### WHAT IS ASKED
Your task is to write out the complete listing exactly as it is shown.

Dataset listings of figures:
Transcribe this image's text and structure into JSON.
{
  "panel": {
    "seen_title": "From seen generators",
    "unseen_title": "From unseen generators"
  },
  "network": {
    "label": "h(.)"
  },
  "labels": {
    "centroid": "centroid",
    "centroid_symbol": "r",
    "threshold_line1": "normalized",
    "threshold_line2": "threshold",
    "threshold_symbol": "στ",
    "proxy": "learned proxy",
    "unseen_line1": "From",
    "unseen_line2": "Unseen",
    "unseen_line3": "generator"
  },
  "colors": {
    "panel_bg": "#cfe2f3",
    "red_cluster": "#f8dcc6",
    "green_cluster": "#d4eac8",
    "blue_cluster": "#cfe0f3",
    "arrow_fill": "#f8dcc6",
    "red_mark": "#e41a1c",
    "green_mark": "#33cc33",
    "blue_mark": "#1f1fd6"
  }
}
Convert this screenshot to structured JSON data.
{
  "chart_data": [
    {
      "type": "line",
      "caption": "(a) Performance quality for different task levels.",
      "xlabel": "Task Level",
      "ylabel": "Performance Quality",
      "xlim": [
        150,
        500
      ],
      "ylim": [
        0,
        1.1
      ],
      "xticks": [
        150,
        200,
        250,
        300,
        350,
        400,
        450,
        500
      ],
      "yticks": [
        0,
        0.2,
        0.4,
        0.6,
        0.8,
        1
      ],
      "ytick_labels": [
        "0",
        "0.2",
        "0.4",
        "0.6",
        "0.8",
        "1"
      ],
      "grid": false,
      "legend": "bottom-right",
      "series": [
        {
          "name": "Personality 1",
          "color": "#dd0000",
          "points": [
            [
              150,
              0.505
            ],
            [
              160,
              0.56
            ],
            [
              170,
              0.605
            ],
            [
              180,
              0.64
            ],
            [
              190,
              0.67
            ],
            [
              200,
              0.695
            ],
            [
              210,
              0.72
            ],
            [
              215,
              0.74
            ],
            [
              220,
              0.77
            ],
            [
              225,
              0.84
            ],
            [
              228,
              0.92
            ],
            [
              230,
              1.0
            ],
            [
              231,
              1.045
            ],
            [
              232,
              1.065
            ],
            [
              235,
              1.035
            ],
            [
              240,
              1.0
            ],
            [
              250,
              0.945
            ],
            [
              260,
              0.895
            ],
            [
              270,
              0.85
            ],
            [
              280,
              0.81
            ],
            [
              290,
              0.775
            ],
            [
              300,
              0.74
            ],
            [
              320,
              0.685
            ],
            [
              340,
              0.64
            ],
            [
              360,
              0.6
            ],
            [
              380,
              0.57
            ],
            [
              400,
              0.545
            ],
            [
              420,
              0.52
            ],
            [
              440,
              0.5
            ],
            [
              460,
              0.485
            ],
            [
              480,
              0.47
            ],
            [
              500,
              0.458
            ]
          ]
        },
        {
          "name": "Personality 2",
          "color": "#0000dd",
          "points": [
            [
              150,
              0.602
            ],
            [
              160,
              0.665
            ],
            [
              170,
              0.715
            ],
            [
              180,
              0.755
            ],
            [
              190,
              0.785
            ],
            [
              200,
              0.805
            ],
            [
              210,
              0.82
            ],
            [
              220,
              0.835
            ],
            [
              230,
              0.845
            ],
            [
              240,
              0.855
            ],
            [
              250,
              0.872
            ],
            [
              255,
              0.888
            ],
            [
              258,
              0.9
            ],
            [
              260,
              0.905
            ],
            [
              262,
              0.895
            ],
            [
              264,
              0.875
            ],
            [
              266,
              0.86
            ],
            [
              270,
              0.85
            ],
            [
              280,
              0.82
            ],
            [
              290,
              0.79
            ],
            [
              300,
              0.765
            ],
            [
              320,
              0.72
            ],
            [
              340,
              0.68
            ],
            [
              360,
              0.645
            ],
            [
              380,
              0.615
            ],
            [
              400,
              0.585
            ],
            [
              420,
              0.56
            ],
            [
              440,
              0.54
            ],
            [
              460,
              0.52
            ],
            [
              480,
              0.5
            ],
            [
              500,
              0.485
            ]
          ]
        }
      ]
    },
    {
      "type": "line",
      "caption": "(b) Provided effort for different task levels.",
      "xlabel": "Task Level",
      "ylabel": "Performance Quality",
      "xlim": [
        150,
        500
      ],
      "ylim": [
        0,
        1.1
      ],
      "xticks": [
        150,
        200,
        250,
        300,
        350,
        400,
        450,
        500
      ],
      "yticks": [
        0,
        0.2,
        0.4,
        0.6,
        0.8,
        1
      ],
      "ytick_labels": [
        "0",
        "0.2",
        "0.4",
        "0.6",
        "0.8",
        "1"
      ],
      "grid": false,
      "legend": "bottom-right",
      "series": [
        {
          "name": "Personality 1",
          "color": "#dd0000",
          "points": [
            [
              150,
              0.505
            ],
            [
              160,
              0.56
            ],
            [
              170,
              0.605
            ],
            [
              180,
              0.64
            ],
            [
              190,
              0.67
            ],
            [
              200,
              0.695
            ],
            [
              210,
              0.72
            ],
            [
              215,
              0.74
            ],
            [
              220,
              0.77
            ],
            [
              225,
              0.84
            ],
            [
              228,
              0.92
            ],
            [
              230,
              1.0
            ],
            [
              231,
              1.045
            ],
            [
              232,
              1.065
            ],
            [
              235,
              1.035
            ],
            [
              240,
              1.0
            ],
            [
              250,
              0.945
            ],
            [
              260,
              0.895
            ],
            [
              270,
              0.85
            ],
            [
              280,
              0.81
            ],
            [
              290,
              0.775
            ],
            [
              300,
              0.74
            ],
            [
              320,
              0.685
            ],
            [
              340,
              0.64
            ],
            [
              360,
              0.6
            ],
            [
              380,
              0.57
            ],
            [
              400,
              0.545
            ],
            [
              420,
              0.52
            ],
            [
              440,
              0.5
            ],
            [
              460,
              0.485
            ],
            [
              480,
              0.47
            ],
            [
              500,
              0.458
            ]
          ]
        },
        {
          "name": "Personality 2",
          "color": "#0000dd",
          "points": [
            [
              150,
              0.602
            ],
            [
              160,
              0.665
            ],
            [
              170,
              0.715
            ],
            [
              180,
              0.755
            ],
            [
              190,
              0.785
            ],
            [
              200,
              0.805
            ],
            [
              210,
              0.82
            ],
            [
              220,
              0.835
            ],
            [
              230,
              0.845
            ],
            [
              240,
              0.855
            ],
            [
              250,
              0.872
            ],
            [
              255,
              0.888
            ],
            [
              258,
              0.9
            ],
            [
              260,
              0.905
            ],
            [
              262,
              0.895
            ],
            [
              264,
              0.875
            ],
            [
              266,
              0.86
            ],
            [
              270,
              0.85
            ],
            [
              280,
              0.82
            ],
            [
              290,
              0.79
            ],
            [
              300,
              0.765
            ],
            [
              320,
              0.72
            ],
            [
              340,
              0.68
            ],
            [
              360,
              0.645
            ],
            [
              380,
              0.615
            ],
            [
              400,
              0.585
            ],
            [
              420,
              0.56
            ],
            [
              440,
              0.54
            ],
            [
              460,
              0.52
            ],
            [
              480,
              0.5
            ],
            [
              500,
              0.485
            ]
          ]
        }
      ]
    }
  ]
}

### FINISHED TASK
Transcribe this image's text and structure into JSON.
{
  "panel": {
    "seen_title": "From seen generators",
    "unseen_title": "From unseen generators"
  },
  "network": {
    "label": "h(.)"
  },
  "labels": {
    "centroid": "centroid",
    "centroid_symbol": "r",
    "threshold_line1": "normalized",
    "threshold_line2": "threshold",
    "threshold_symbol": "στ",
    "proxy": "learned proxy",
    "unseen_line1": "From",
    "unseen_line2": "Unseen",
    "unseen_line3": "generator"
  },
  "colors": {
    "panel_bg": "#cfe2f3",
    "red_cluster": "#f8dcc6",
    "green_cluster": "#d4eac8",
    "blue_cluster": "#cfe0f3",
    "arrow_fill": "#f8dcc6",
    "red_mark": "#e41a1c",
    "green_mark": "#33cc33",
    "blue_mark": "#1f1fd6"
  }
}
Convert this screenshot to structured JSON data.
{
  "chart_data": [
    {
      "type": "line",
      "caption": "(a) Performance quality for different task levels.",
      "xlabel": "Task Level",
      "ylabel": "Performance Quality",
      "xlim": [
        150,
        500
      ],
      "ylim": [
        0,
        1.1
      ],
      "xticks": [
        150,
        200,
        250,
        300,
        350,
        400,
        450,
        500
      ],
      "yticks": [
        0,
        0.2,
        0.4,
        0.6,
        0.8,
        1
      ],
      "ytick_labels": [
        "0",
        "0.2",
        "0.4",
        "0.6",
        "0.8",
        "1"
      ],
      "grid": false,
      "legend": "bottom-right",
      "series": [
        {
          "name": "Personality 1",
          "color": "#dd0000",
          "points": [
            [
              150,
              0.505
            ],
            [
              160,
              0.56
            ],
            [
              170,
              0.605
            ],
            [
              180,
              0.64
            ],
            [
              190,
              0.67
            ],
            [
              200,
              0.695
            ],
            [
              210,
              0.72
            ],
            [
              215,
              0.74
            ],
            [
              220,
              0.77
            ],
            [
              225,
              0.84
            ],
            [
              228,
              0.92
            ],
            [
              230,
              1.0
            ],
            [
              231,
              1.045
            ],
            [
              232,
              1.065
            ],
            [
              235,
              1.035
            ],
            [
              240,
              1.0
            ],
            [
              250,
              0.945
            ],
            [
              260,
              0.895
            ],
            [
              270,
              0.85
            ],
            [
              280,
              0.81
            ],
            [
              290,
              0.775
            ],
            [
              300,
              0.74
            ],
            [
              320,
              0.685
            ],
            [
              340,
              0.64
            ],
            [
              360,
              0.6
            ],
            [
              380,
              0.57
            ],
            [
              400,
              0.545
            ],
            [
              420,
              0.52
            ],
            [
              440,
              0.5
            ],
            [
              460,
              0.485
            ],
            [
              480,
              0.47
            ],
            [
              500,
              0.458
            ]
          ]
        },
        {
          "name": "Personality 2",
          "color": "#0000dd",
          "points": [
            [
              150,
              0.602
            ],
            [
              160,
              0.665
            ],
            [
              170,
              0.715
            ],
            [
              180,
              0.755
            ],
            [
              190,
              0.785
            ],
            [
              200,
              0.805
            ],
            [
              210,
              0.82
            ],
            [
              220,
              0.835
            ],
            [
              230,
              0.845
            ],
            [
              240,
              0.855
            ],
            [
              250,
              0.872
            ],
            [
              255,
              0.888
            ],
            [
              258,
              0.9
            ],
            [
              260,
              0.905
            ],
            [
              262,
              0.895
            ],
            [
              264,
              0.875
            ],
            [
              266,
              0.86
            ],
            [
              270,
              0.85
            ],
            [
              280,
              0.82
            ],
            [
              290,
              0.79
            ],
            [
              300,
              0.765
            ],
            [
              320,
              0.72
            ],
            [
              340,
              0.68
            ],
            [
              360,
              0.645
            ],
            [
              380,
              0.615
            ],
            [
              400,
              0.585
            ],
            [
              420,
              0.56
            ],
            [
              440,
              0.54
            ],
            [
              460,
              0.52
            ],
            [
              480,
              0.5
            ],
            [
              500,
              0.485
            ]
          ]
        }
      ]
    },
    {
      "type": "line",
      "caption": "(b) Provided effort for different task levels.",
      "xlabel": "Task Level",
      "ylabel": "Performance Quality",
      "xlim": [
        150,
        500
      ],
      "ylim": [
        0,
        1.1
      ],
      "xticks": [
        150,
        200,
        250,
        300,
        350,
        400,
        450,
        500
      ],
      "yticks": [
        0,
        0.2,
        0.4,
        0.6,
        0.8,
        1
      ],
      "ytick_labels": [
        "0",
        "0.2",
        "0.4",
        "0.6",
        "0.8",
        "1"
      ],
      "grid": false,
      "legend": "bottom-right",
      "series": [
        {
          "name": "Personality 1",
          "color": "#dd0000",
          "points": [
            [
              150,
              0.505
            ],
            [
              160,
              0.56
            ],
            [
              170,
              0.605
            ],
            [
              180,
              0.64
            ],
            [
              190,
              0.67
            ],
            [
              200,
              0.695
            ],
            [
              210,
              0.72
            ],
            [
              215,
              0.74
            ],
            [
              220,
              0.77
            ],
            [
              225,
              0.84
            ],
            [
              228,
              0.92
            ],
            [
              230,
              1.0
            ],
            [
              231,
              1.045
            ],
            [
              232,
              1.065
            ],
            [
              235,
              1.035
            ],
            [
              240,
              1.0
            ],
            [
              250,
              0.945
            ],
            [
              260,
              0.895
            ],
            [
              270,
              0.85
            ],
            [
              280,
              0.81
            ],
            [
              290,
              0.775
            ],
            [
              300,
              0.74
            ],
            [
              320,
              0.685
            ],
            [
              340,
              0.64
            ],
            [
              360,
              0.6
            ],
            [
              380,
              0.57
            ],
            [
              400,
              0.545
            ],
            [
              420,
              0.52
            ],
            [
              440,
              0.5
            ],
            [
              460,
              0.485
            ],
            [
              480,
              0.47
            ],
            [
              500,
              0.458
            ]
          ]
        },
        {
          "name": "Personality 2",
          "color": "#0000dd",
          "points": [
            [
              150,
              0.602
            ],
            [
              160,
              0.665
            ],
            [
              170,
              0.715
            ],
            [
              180,
              0.755
            ],
            [
              190,
              0.785
            ],
            [
              200,
              0.805
            ],
            [
              210,
              0.82
            ],
            [
              220,
              0.835
            ],
            [
              230,
              0.845
            ],
            [
              240,
              0.855
            ],
            [
              250,
              0.872
            ],
            [
              255,
              0.888
            ],
            [
              258,
              0.9
            ],
            [
              260,
              0.905
            ],
            [
              262,
              0.895
            ],
            [
              264,
              0.875
            ],
            [
              266,
              0.86
            ],
            [
              270,
              0.85
            ],
            [
              280,
              0.82
            ],
            [
              290,
              0.79
            ],
            [
              300,
              0.765
            ],
            [
              320,
              0.72
            ],
            [
              340,
              0.68
            ],
            [
              360,
              0.645
            ],
            [
              380,
              0.615
            ],
            [
              400,
              0.585
            ],
            [
              420,
              0.56
            ],
            [
              440,
              0.54
            ],
            [
              460,
              0.52
            ],
            [
              480,
              0.5
            ],
            [
              500,
              0.485
            ]
          ]
        }
      ]
    }
  ]
}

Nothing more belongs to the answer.